----- PROVIDED INFORMATION -----

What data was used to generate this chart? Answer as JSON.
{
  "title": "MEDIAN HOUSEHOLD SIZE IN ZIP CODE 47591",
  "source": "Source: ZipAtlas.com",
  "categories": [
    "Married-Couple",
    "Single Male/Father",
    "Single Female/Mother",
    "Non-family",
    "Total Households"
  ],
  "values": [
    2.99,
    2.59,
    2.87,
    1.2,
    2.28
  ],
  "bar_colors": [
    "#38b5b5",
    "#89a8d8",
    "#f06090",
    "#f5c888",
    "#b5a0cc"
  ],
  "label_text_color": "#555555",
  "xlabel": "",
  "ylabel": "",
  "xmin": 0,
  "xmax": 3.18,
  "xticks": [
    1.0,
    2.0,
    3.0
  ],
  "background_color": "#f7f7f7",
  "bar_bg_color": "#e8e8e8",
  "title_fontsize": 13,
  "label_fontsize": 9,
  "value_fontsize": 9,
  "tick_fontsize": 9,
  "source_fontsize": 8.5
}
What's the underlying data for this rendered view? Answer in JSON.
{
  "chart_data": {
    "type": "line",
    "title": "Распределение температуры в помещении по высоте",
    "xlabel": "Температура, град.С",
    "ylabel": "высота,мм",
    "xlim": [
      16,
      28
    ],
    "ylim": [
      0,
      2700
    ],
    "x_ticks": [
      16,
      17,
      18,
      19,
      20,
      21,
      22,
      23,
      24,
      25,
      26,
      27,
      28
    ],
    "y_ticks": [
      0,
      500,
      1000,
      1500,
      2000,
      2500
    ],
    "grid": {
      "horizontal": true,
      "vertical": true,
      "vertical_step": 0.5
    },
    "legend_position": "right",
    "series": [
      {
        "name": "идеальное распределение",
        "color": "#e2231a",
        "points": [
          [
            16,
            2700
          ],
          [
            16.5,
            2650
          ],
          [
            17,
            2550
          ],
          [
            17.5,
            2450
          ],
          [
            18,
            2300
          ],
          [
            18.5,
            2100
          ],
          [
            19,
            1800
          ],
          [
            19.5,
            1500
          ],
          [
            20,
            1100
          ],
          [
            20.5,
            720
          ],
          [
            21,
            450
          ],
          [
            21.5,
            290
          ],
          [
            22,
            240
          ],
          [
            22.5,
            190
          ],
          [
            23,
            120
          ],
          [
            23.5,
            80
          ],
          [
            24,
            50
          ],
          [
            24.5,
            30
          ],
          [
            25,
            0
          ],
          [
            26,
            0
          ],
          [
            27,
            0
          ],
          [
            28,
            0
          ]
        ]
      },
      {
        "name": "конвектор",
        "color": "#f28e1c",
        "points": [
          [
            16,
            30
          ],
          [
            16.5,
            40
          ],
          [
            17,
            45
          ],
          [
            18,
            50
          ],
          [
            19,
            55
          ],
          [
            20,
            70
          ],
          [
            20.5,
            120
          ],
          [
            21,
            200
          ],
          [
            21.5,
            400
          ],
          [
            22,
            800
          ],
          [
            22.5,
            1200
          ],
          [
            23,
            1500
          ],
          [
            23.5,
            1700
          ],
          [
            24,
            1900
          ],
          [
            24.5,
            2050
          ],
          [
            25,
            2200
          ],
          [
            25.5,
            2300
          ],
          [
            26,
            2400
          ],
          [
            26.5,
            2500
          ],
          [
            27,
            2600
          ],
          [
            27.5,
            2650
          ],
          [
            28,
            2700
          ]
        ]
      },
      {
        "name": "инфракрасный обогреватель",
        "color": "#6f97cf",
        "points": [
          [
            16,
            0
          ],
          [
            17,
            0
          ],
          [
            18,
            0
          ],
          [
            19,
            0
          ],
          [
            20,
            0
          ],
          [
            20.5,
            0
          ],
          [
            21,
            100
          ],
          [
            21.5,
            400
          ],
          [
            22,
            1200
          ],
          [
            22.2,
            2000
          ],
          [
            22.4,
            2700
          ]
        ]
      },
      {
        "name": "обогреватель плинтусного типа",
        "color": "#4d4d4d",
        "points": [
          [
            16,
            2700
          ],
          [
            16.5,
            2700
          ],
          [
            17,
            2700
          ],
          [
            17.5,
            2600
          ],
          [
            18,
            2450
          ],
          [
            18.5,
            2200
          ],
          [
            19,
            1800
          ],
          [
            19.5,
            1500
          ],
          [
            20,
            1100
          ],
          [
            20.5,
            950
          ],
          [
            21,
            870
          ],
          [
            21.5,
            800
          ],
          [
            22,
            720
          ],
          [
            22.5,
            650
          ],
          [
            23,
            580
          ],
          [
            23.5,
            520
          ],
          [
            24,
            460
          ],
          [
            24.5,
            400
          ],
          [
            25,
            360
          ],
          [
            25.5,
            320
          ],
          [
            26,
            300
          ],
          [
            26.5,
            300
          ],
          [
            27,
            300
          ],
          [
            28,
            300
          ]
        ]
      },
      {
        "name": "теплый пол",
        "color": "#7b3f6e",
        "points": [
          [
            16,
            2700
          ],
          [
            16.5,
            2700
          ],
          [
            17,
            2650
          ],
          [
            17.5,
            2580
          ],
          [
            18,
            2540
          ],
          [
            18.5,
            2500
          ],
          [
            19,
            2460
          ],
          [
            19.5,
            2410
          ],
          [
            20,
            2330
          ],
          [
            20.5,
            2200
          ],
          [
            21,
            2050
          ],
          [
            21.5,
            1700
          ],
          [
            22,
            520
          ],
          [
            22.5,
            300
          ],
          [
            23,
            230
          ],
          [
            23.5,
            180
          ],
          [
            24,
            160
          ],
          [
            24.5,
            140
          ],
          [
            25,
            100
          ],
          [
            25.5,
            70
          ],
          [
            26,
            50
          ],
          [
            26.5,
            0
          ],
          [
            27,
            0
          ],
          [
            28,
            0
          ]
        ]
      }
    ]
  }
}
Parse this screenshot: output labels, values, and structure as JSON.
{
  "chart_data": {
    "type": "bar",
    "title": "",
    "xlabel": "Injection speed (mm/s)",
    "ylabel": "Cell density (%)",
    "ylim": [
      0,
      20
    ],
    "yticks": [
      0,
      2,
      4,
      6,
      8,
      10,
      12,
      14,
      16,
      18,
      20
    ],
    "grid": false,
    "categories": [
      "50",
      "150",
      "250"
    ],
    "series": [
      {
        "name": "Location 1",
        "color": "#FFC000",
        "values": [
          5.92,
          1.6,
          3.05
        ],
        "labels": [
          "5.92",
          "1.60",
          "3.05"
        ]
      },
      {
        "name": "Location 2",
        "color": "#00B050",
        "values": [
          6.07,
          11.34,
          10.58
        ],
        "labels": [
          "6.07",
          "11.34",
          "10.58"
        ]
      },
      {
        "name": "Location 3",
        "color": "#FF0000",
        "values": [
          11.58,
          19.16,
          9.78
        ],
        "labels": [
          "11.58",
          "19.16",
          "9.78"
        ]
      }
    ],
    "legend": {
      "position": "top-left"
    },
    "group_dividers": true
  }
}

-----

## TO DO
What is the number of lines that contain "обогреватель"? Reply with that number alone.

## RESPONSE TO THIS TASK
2